** begin Provided data **

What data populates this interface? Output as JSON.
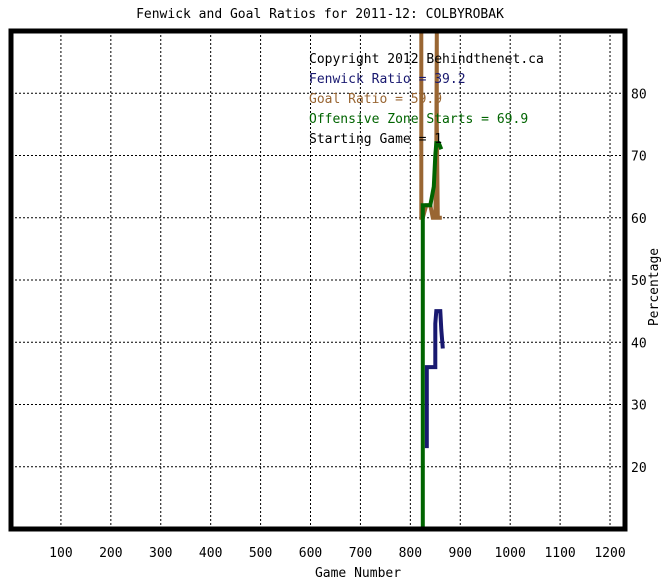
{
  "chart_data": {
    "type": "line",
    "title": "Fenwick and Goal Ratios for 2011-12: COLBYROBAK",
    "xlabel": "Game Number",
    "ylabel": "Percentage",
    "xlim": [
      0,
      1230
    ],
    "ylim": [
      10,
      90
    ],
    "x_ticks": [
      100,
      200,
      300,
      400,
      500,
      600,
      700,
      800,
      900,
      1000,
      1100,
      1200
    ],
    "y_ticks": [
      20,
      30,
      40,
      50,
      60,
      70,
      80
    ],
    "grid": true,
    "annotations": {
      "copyright": "Copyright 2012 Behindthenet.ca",
      "fenwick": "Fenwick Ratio = 39.2",
      "goal": "Goal Ratio = 59.9",
      "ozone": "Offensive Zone Starts = 69.9",
      "start": "Starting Game = 1"
    },
    "series": [
      {
        "name": "Fenwick Ratio",
        "color": "#191970",
        "points": [
          [
            833,
            23
          ],
          [
            833,
            36
          ],
          [
            840,
            36
          ],
          [
            850,
            36
          ],
          [
            850,
            43
          ],
          [
            852,
            45
          ],
          [
            860,
            45
          ],
          [
            862,
            42
          ],
          [
            865,
            39
          ]
        ]
      },
      {
        "name": "Goal Ratio",
        "color": "#996633",
        "points": [
          [
            822,
            90
          ],
          [
            822,
            60
          ],
          [
            825,
            60
          ],
          [
            832,
            62
          ],
          [
            840,
            62
          ],
          [
            845,
            60
          ],
          [
            850,
            60
          ],
          [
            852,
            70
          ],
          [
            853,
            90
          ],
          [
            853,
            75
          ],
          [
            855,
            60
          ],
          [
            863,
            60
          ]
        ]
      },
      {
        "name": "Offensive Zone Starts",
        "color": "#006400",
        "points": [
          [
            825,
            10
          ],
          [
            825,
            62
          ],
          [
            830,
            62
          ],
          [
            840,
            62
          ],
          [
            847,
            65
          ],
          [
            850,
            70
          ],
          [
            852,
            72
          ],
          [
            857,
            72
          ],
          [
            862,
            71
          ]
        ]
      }
    ]
  }
}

** end Provided data **

Stated problem: Copy out all the records exactly, excluding pictures.

Reply:
What data populates this interface? Output as JSON.
{
  "chart_data": {
    "type": "line",
    "title": "Fenwick and Goal Ratios for 2011-12: COLBYROBAK",
    "xlabel": "Game Number",
    "ylabel": "Percentage",
    "xlim": [
      0,
      1230
    ],
    "ylim": [
      10,
      90
    ],
    "x_ticks": [
      100,
      200,
      300,
      400,
      500,
      600,
      700,
      800,
      900,
      1000,
      1100,
      1200
    ],
    "y_ticks": [
      20,
      30,
      40,
      50,
      60,
      70,
      80
    ],
    "grid": true,
    "annotations": {
      "copyright": "Copyright 2012 Behindthenet.ca",
      "fenwick": "Fenwick Ratio = 39.2",
      "goal": "Goal Ratio = 59.9",
      "ozone": "Offensive Zone Starts = 69.9",
      "start": "Starting Game = 1"
    },
    "series": [
      {
        "name": "Fenwick Ratio",
        "color": "#191970",
        "points": [
          [
            833,
            23
          ],
          [
            833,
            36
          ],
          [
            840,
            36
          ],
          [
            850,
            36
          ],
          [
            850,
            43
          ],
          [
            852,
            45
          ],
          [
            860,
            45
          ],
          [
            862,
            42
          ],
          [
            865,
            39
          ]
        ]
      },
      {
        "name": "Goal Ratio",
        "color": "#996633",
        "points": [
          [
            822,
            90
          ],
          [
            822,
            60
          ],
          [
            825,
            60
          ],
          [
            832,
            62
          ],
          [
            840,
            62
          ],
          [
            845,
            60
          ],
          [
            850,
            60
          ],
          [
            852,
            70
          ],
          [
            853,
            90
          ],
          [
            853,
            75
          ],
          [
            855,
            60
          ],
          [
            863,
            60
          ]
        ]
      },
      {
        "name": "Offensive Zone Starts",
        "color": "#006400",
        "points": [
          [
            825,
            10
          ],
          [
            825,
            62
          ],
          [
            830,
            62
          ],
          [
            840,
            62
          ],
          [
            847,
            65
          ],
          [
            850,
            70
          ],
          [
            852,
            72
          ],
          [
            857,
            72
          ],
          [
            862,
            71
          ]
        ]
      }
    ]
  }
}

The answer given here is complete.